» Objective
Produce an exact copy of all the records.

-- begin --

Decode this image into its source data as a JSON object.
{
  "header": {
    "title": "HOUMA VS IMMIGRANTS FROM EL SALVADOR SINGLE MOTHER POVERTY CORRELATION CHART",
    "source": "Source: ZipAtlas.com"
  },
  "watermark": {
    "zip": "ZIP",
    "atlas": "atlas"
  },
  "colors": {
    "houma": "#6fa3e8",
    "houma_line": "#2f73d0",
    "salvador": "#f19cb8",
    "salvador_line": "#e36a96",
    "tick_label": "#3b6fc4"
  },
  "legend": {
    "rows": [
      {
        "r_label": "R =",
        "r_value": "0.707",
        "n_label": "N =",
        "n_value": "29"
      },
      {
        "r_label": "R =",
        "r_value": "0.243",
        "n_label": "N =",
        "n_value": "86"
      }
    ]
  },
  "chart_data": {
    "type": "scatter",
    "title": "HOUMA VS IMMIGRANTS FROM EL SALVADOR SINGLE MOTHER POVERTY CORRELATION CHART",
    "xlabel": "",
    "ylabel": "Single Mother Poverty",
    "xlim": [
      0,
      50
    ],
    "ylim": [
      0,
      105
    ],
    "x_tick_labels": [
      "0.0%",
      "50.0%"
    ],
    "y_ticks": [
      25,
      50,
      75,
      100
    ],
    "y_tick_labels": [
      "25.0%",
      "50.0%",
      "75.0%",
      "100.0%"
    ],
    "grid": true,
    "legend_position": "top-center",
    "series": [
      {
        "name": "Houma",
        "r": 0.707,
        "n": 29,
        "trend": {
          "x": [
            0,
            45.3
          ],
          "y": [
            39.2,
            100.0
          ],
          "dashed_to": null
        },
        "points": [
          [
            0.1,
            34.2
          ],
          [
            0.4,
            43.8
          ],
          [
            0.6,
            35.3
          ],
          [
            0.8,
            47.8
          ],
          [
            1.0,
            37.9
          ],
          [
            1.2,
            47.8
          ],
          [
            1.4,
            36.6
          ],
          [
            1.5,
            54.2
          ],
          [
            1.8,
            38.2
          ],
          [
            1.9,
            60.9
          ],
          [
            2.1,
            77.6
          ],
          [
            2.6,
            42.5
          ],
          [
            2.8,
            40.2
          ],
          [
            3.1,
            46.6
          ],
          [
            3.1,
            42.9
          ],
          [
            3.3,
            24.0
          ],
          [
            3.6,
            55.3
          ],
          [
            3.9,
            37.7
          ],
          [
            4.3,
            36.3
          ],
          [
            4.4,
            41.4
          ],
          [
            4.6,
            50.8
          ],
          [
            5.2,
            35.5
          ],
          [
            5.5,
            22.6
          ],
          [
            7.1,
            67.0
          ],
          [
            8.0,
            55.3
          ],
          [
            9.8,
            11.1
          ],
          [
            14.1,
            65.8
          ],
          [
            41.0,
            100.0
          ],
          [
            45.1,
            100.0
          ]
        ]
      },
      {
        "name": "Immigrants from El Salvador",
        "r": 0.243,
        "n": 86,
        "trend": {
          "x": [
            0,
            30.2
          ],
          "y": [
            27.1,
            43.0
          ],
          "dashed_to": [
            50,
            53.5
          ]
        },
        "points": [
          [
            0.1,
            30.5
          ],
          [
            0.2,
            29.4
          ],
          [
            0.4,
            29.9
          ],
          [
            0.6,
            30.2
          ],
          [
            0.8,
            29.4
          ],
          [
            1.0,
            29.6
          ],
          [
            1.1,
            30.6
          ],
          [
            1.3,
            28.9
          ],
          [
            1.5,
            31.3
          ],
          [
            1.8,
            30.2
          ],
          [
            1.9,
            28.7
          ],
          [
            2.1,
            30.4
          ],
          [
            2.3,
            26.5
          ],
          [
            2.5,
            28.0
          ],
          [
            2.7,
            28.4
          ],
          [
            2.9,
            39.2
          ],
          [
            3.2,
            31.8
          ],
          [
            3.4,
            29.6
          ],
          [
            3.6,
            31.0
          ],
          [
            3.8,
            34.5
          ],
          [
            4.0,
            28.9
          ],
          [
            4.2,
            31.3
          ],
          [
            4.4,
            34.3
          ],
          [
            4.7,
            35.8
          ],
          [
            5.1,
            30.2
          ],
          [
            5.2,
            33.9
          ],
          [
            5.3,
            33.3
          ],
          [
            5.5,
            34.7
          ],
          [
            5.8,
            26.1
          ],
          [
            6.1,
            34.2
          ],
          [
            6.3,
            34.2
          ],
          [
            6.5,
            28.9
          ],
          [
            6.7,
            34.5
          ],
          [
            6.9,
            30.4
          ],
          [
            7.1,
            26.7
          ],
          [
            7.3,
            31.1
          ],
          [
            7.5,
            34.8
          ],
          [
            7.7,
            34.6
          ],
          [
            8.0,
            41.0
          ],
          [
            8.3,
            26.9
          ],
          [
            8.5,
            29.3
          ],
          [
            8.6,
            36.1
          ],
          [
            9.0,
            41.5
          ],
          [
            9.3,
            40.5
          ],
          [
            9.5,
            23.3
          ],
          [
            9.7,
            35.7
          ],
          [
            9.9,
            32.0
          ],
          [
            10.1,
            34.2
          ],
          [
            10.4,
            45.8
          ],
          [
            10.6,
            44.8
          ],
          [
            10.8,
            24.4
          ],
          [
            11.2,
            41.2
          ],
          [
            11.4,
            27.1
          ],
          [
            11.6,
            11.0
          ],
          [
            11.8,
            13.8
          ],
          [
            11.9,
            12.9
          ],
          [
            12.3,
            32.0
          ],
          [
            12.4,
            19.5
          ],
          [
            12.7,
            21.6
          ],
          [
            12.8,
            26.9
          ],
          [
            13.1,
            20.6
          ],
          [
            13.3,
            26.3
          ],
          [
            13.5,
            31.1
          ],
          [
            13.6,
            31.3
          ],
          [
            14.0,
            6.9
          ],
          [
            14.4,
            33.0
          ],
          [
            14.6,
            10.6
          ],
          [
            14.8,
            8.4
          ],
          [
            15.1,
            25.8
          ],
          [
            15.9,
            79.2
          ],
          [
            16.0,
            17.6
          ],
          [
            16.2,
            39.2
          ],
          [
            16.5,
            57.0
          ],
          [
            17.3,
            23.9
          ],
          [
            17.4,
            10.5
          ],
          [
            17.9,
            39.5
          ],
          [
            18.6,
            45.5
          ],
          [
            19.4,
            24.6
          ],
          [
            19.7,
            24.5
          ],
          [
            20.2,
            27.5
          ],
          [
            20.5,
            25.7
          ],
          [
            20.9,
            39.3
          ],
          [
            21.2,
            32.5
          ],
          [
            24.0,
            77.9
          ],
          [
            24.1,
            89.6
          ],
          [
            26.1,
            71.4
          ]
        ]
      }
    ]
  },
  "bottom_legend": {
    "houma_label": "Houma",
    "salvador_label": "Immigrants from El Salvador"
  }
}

-- end --

» Exercise result
Decode this image into its source data as a JSON object.
{
  "header": {
    "title": "HOUMA VS IMMIGRANTS FROM EL SALVADOR SINGLE MOTHER POVERTY CORRELATION CHART",
    "source": "Source: ZipAtlas.com"
  },
  "watermark": {
    "zip": "ZIP",
    "atlas": "atlas"
  },
  "colors": {
    "houma": "#6fa3e8",
    "houma_line": "#2f73d0",
    "salvador": "#f19cb8",
    "salvador_line": "#e36a96",
    "tick_label": "#3b6fc4"
  },
  "legend": {
    "rows": [
      {
        "r_label": "R =",
        "r_value": "0.707",
        "n_label": "N =",
        "n_value": "29"
      },
      {
        "r_label": "R =",
        "r_value": "0.243",
        "n_label": "N =",
        "n_value": "86"
      }
    ]
  },
  "chart_data": {
    "type": "scatter",
    "title": "HOUMA VS IMMIGRANTS FROM EL SALVADOR SINGLE MOTHER POVERTY CORRELATION CHART",
    "xlabel": "",
    "ylabel": "Single Mother Poverty",
    "xlim": [
      0,
      50
    ],
    "ylim": [
      0,
      105
    ],
    "x_tick_labels": [
      "0.0%",
      "50.0%"
    ],
    "y_ticks": [
      25,
      50,
      75,
      100
    ],
    "y_tick_labels": [
      "25.0%",
      "50.0%",
      "75.0%",
      "100.0%"
    ],
    "grid": true,
    "legend_position": "top-center",
    "series": [
      {
        "name": "Houma",
        "r": 0.707,
        "n": 29,
        "trend": {
          "x": [
            0,
            45.3
          ],
          "y": [
            39.2,
            100.0
          ],
          "dashed_to": null
        },
        "points": [
          [
            0.1,
            34.2
          ],
          [
            0.4,
            43.8
          ],
          [
            0.6,
            35.3
          ],
          [
            0.8,
            47.8
          ],
          [
            1.0,
            37.9
          ],
          [
            1.2,
            47.8
          ],
          [
            1.4,
            36.6
          ],
          [
            1.5,
            54.2
          ],
          [
            1.8,
            38.2
          ],
          [
            1.9,
            60.9
          ],
          [
            2.1,
            77.6
          ],
          [
            2.6,
            42.5
          ],
          [
            2.8,
            40.2
          ],
          [
            3.1,
            46.6
          ],
          [
            3.1,
            42.9
          ],
          [
            3.3,
            24.0
          ],
          [
            3.6,
            55.3
          ],
          [
            3.9,
            37.7
          ],
          [
            4.3,
            36.3
          ],
          [
            4.4,
            41.4
          ],
          [
            4.6,
            50.8
          ],
          [
            5.2,
            35.5
          ],
          [
            5.5,
            22.6
          ],
          [
            7.1,
            67.0
          ],
          [
            8.0,
            55.3
          ],
          [
            9.8,
            11.1
          ],
          [
            14.1,
            65.8
          ],
          [
            41.0,
            100.0
          ],
          [
            45.1,
            100.0
          ]
        ]
      },
      {
        "name": "Immigrants from El Salvador",
        "r": 0.243,
        "n": 86,
        "trend": {
          "x": [
            0,
            30.2
          ],
          "y": [
            27.1,
            43.0
          ],
          "dashed_to": [
            50,
            53.5
          ]
        },
        "points": [
          [
            0.1,
            30.5
          ],
          [
            0.2,
            29.4
          ],
          [
            0.4,
            29.9
          ],
          [
            0.6,
            30.2
          ],
          [
            0.8,
            29.4
          ],
          [
            1.0,
            29.6
          ],
          [
            1.1,
            30.6
          ],
          [
            1.3,
            28.9
          ],
          [
            1.5,
            31.3
          ],
          [
            1.8,
            30.2
          ],
          [
            1.9,
            28.7
          ],
          [
            2.1,
            30.4
          ],
          [
            2.3,
            26.5
          ],
          [
            2.5,
            28.0
          ],
          [
            2.7,
            28.4
          ],
          [
            2.9,
            39.2
          ],
          [
            3.2,
            31.8
          ],
          [
            3.4,
            29.6
          ],
          [
            3.6,
            31.0
          ],
          [
            3.8,
            34.5
          ],
          [
            4.0,
            28.9
          ],
          [
            4.2,
            31.3
          ],
          [
            4.4,
            34.3
          ],
          [
            4.7,
            35.8
          ],
          [
            5.1,
            30.2
          ],
          [
            5.2,
            33.9
          ],
          [
            5.3,
            33.3
          ],
          [
            5.5,
            34.7
          ],
          [
            5.8,
            26.1
          ],
          [
            6.1,
            34.2
          ],
          [
            6.3,
            34.2
          ],
          [
            6.5,
            28.9
          ],
          [
            6.7,
            34.5
          ],
          [
            6.9,
            30.4
          ],
          [
            7.1,
            26.7
          ],
          [
            7.3,
            31.1
          ],
          [
            7.5,
            34.8
          ],
          [
            7.7,
            34.6
          ],
          [
            8.0,
            41.0
          ],
          [
            8.3,
            26.9
          ],
          [
            8.5,
            29.3
          ],
          [
            8.6,
            36.1
          ],
          [
            9.0,
            41.5
          ],
          [
            9.3,
            40.5
          ],
          [
            9.5,
            23.3
          ],
          [
            9.7,
            35.7
          ],
          [
            9.9,
            32.0
          ],
          [
            10.1,
            34.2
          ],
          [
            10.4,
            45.8
          ],
          [
            10.6,
            44.8
          ],
          [
            10.8,
            24.4
          ],
          [
            11.2,
            41.2
          ],
          [
            11.4,
            27.1
          ],
          [
            11.6,
            11.0
          ],
          [
            11.8,
            13.8
          ],
          [
            11.9,
            12.9
          ],
          [
            12.3,
            32.0
          ],
          [
            12.4,
            19.5
          ],
          [
            12.7,
            21.6
          ],
          [
            12.8,
            26.9
          ],
          [
            13.1,
            20.6
          ],
          [
            13.3,
            26.3
          ],
          [
            13.5,
            31.1
          ],
          [
            13.6,
            31.3
          ],
          [
            14.0,
            6.9
          ],
          [
            14.4,
            33.0
          ],
          [
            14.6,
            10.6
          ],
          [
            14.8,
            8.4
          ],
          [
            15.1,
            25.8
          ],
          [
            15.9,
            79.2
          ],
          [
            16.0,
            17.6
          ],
          [
            16.2,
            39.2
          ],
          [
            16.5,
            57.0
          ],
          [
            17.3,
            23.9
          ],
          [
            17.4,
            10.5
          ],
          [
            17.9,
            39.5
          ],
          [
            18.6,
            45.5
          ],
          [
            19.4,
            24.6
          ],
          [
            19.7,
            24.5
          ],
          [
            20.2,
            27.5
          ],
          [
            20.5,
            25.7
          ],
          [
            20.9,
            39.3
          ],
          [
            21.2,
            32.5
          ],
          [
            24.0,
            77.9
          ],
          [
            24.1,
            89.6
          ],
          [
            26.1,
            71.4
          ]
        ]
      }
    ]
  },
  "bottom_legend": {
    "houma_label": "Houma",
    "salvador_label": "Immigrants from El Salvador"
  }
}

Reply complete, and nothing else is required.